| Enunciado |
Liste os problemas que o trecho sobre anabolizantes em suplementos de proteína aponta nas variações 17-alfa-alquiladas da testosterona.

| Trecho selecionado |
+-------+

Há mil argumentos para criticar essa indústria, inclusive a embalagem imbecil acima, que faz alusão a um anabolizante hormonal vendido no Brasil pelo laboratório Organon, mas podemos ter certeza de que não há nenhum esteroide em seus suplementos de proteína por um motivo que põe fim a qualquer discussão: adicionar essas drogas aos produtos, numa dosagem diária capaz de promover anabolismo, deveria triplicar ou quadruplicar o preço de qualquer um deles para que a venda permanecesse lucrativa.

Os anabolizantes hormonais são ésteres de variações da testosterona. Essas variações são projetadas para atenuar alguns de seus efeitos, potencializar outros. Entre essas variações, os ésteres 17-alfa-alquilados são geralmente usados para administração oral, pois conseguem atravessar o sistema digestório, continuando passíveis de absorção e de efetividade. Há três problemas referentes a essas variações em particular: elas costumam ser mais caras e também destacadamente hepatotóxicas além de inibirem o eixo hipotálo-hipófise-gonadal (HHG), sem promoverem efeito virilizante.

Caso a alegada inclusão de anabolizantes hormonais nos suplementos de proteína fosse realmente prática dos laboratórios, teríamos necessariamente três consequências esperadas:

  1. uma considerável alta nos preços desses produtos, porque ninguém iria vender proteínas e dar esteróides anabólicos fazendo caridade;
  2. o aparecimento frequente de usuários com hepatite medicamentosa, tendo em vista a agressão hepática advinda dos 17-alfa-alquilados, somada à elevada ingestão de bebida alcóolica que faz parte da nossa cultura.

+-------+

[Dados de análise de layout de documentos]
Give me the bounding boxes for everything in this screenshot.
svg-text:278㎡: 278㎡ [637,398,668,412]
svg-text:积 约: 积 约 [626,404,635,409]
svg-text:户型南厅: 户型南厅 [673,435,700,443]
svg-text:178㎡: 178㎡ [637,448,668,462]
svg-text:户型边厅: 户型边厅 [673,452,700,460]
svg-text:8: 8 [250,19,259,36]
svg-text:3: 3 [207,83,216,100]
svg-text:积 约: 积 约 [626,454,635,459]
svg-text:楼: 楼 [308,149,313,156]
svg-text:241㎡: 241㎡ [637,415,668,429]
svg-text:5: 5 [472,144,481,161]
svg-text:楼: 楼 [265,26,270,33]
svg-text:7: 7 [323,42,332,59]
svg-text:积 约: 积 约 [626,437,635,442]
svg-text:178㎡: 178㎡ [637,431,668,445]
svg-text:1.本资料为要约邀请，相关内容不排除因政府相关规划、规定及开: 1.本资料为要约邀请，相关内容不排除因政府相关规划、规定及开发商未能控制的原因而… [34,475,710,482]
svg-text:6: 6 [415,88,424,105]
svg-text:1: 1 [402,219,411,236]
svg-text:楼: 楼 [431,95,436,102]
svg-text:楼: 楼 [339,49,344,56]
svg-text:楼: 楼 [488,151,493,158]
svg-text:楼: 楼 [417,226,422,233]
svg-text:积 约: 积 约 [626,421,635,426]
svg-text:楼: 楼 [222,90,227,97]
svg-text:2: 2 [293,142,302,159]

+-------+

| Área de resposta |
- Costumam ser mais caras.
- São destacadamente hepatotóxicas.
- Inibem o eixo HHG, sem promoverem efeito virilizante.